Quoted text:
Note 303 page 153. Cervia is a little town on the Adriatic (between Ravenna and Rimini). A Dominican, Tommaso Cattanei, was bishop of the diocese from 1486 to 1509. The pope referred to in the text was Julius II.
Note 304 page 155. ‘Montefiore Inn’ was a proverbial expression for a bad hostelry. The rustic inns of Italy at this period were usually wretched and for the most part kept by Germans.
Note 305 page 156. One ANDREA CASTILLO was secretary to Leo X, and died in 1545.
Note 306 page 156. Cian identifies this CARDINAL BORGIA as the Francesco (born 1441; died 1511) who was raised to the purple by Alexander VI, and s’ known as a schismatic.
Note 307 page 156. The modern form of _ballatore_ is _ballerino_. Although the distinction is not free from doubt, there seems to be reason for believing that _danzare_ was the term applied to the more stately forms of dance, while _ballare_ was reserved for more animated movements. See note 147.
Note 308 page 157. The Bergamasque was and still is regarded as the rudest and most rustic of the Italian dialects.
Note 309 page 157. Except as applied to a small Tuscan stream or torrent (flowing near Acquapendente and Orvieto, and finally tributary to the Tiber), the name Paglia does not occur in modern Italian geography. In his autobiography, Cellini mentions crossing the little stream on his first journey from Siena to Rome. Later in the 16th century, Montaigne records (in his diary of a trip into Italy) having spent the night at “_La Paille_” (Italian, _Paglia_), and describes it as “a small village of five or six houses at the foot of several barren and ill-favoured mountains.”
Note 310 page 157. They seem to have been playing _primero_ (the modern _primiera_), a game much in vogue at this time.

Available data:
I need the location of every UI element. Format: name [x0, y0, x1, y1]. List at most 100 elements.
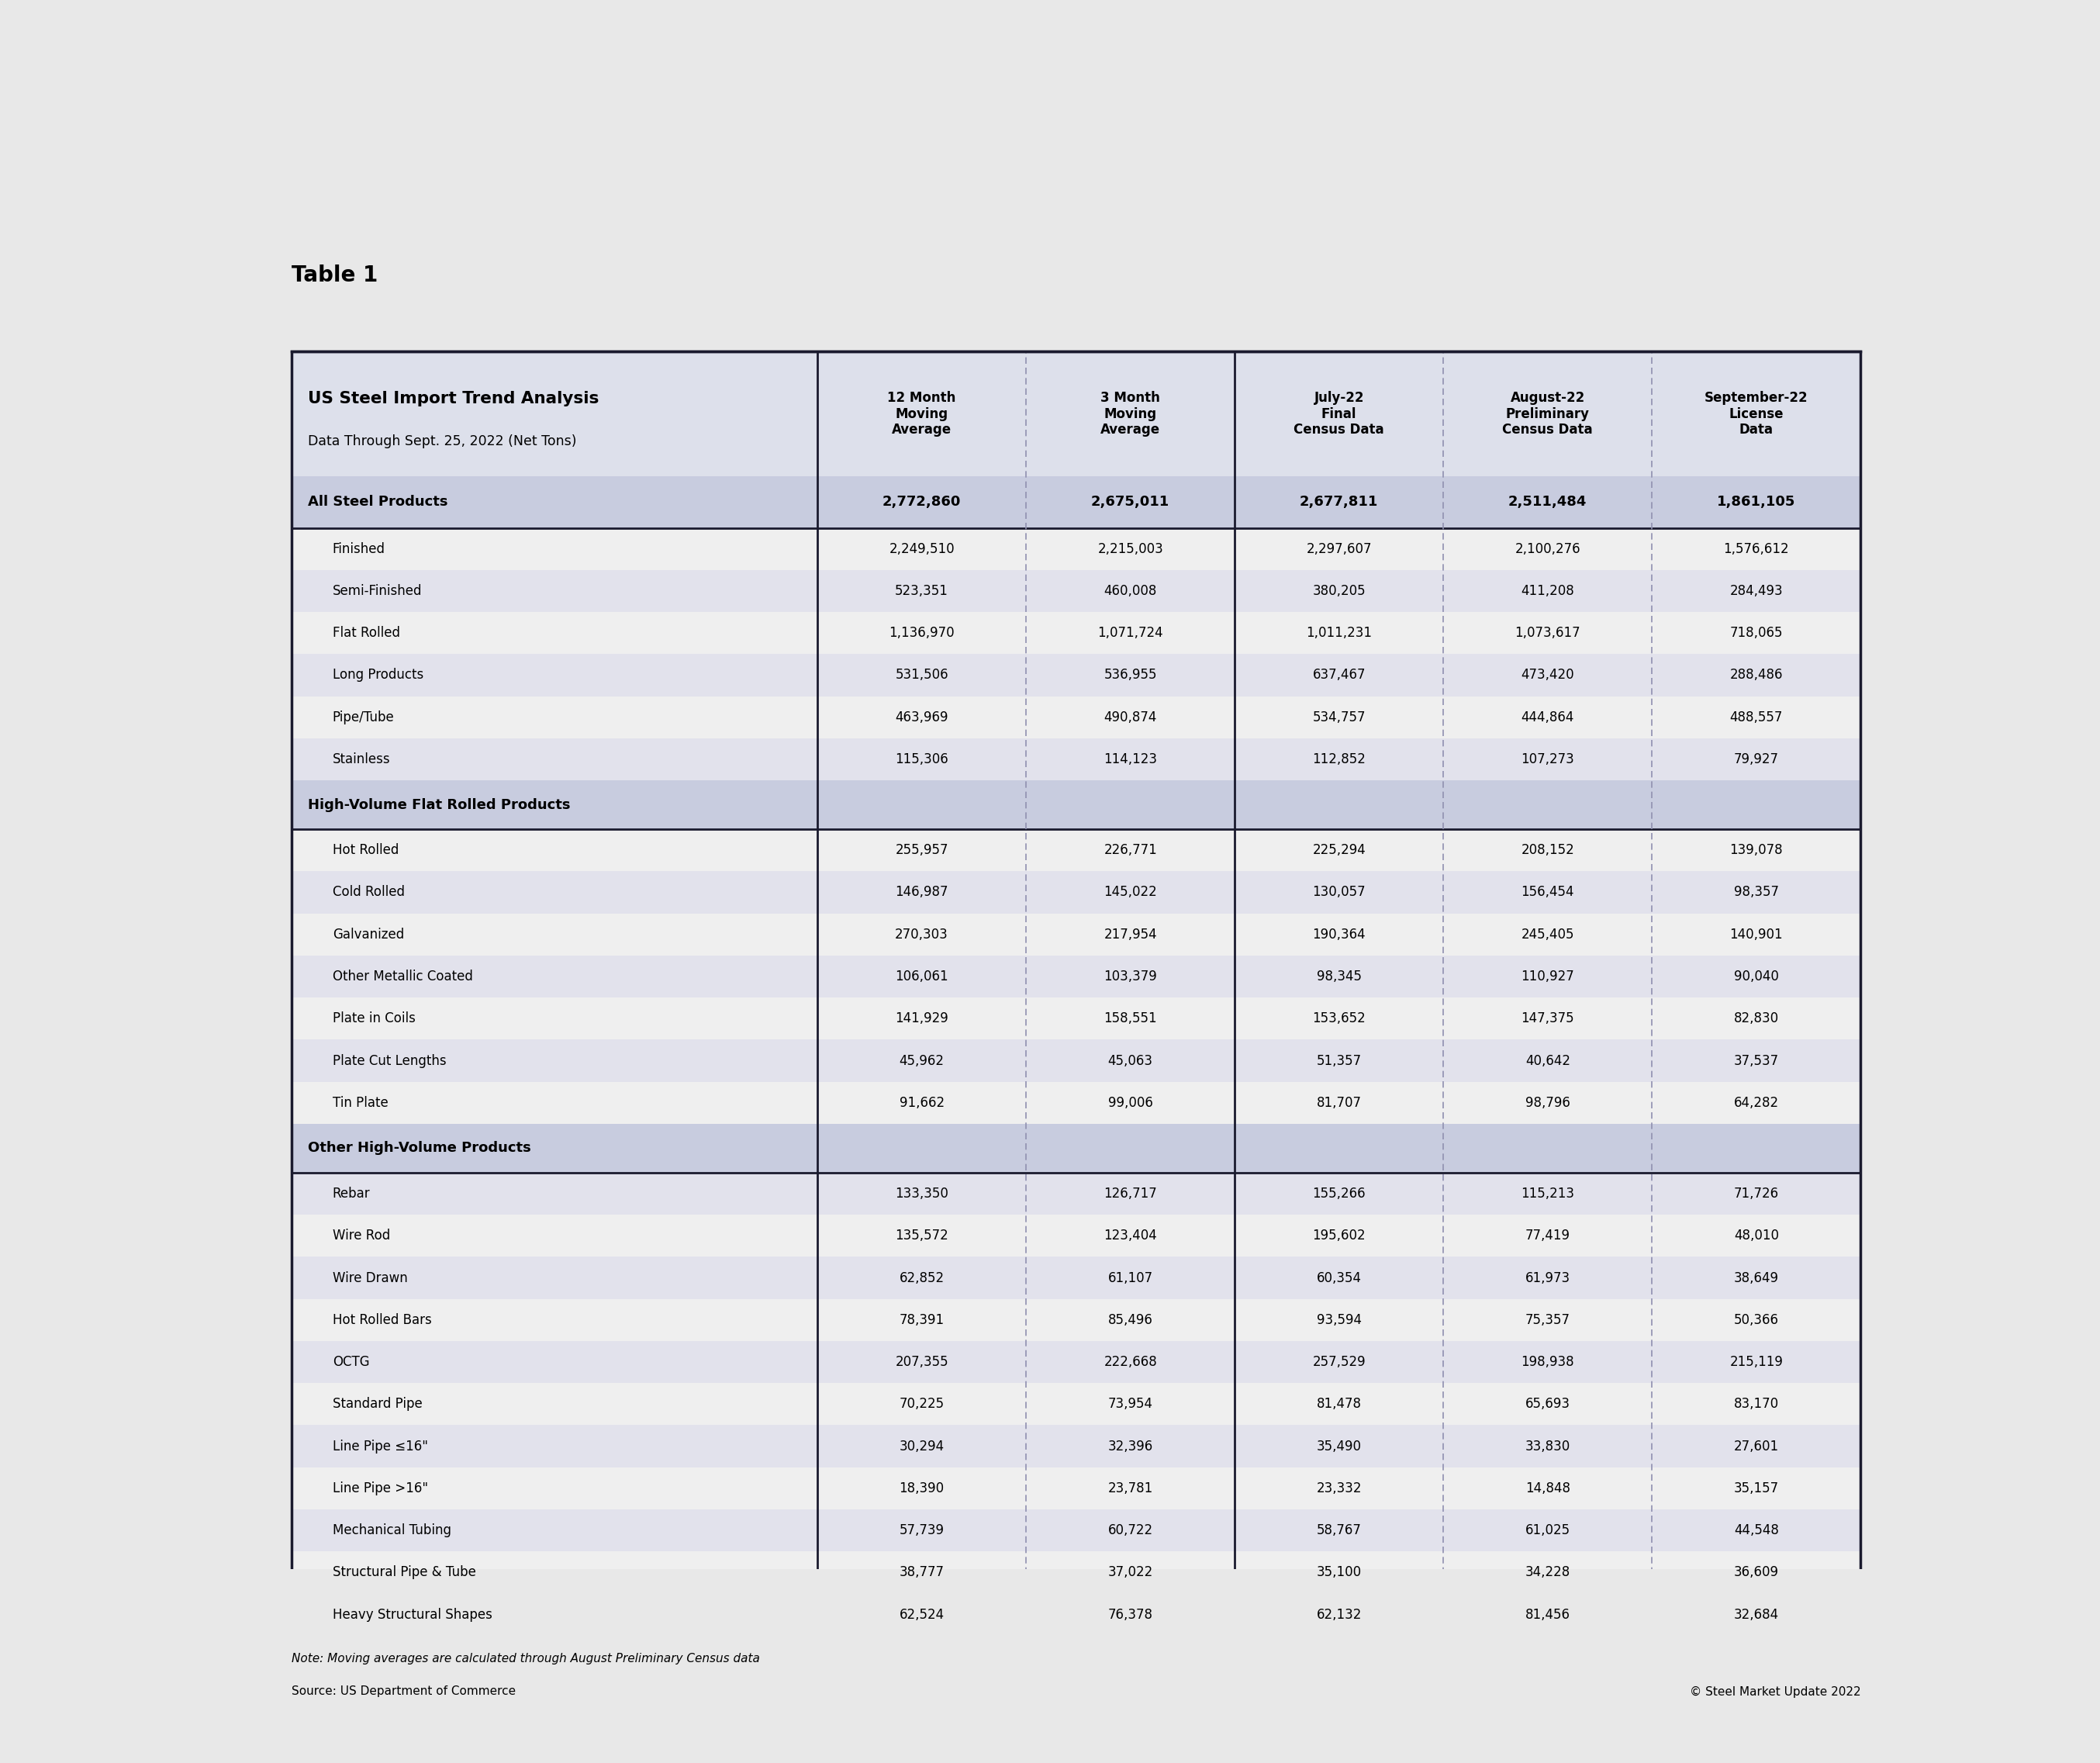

Direction 1: From the notes, set down the passage between "Note 305 page" and "as a schismatic.", inclusive.
Direction 2: According to the notes, who was bishop of the diocese of Cervia from 1486 to 1509?

Worked solution 1:
Note 305 page 156. One ANDREA CASTILLO was secretary to Leo X, and died in 1545.
Note 306 page 156. Cian identifies this CARDINAL BORGIA as the Francesco (born 1441; died 1511) who was raised to the purple by Alexander VI, and s’ known as a schismatic.

Worked solution 2: Tommaso Cattanei, a Dominican.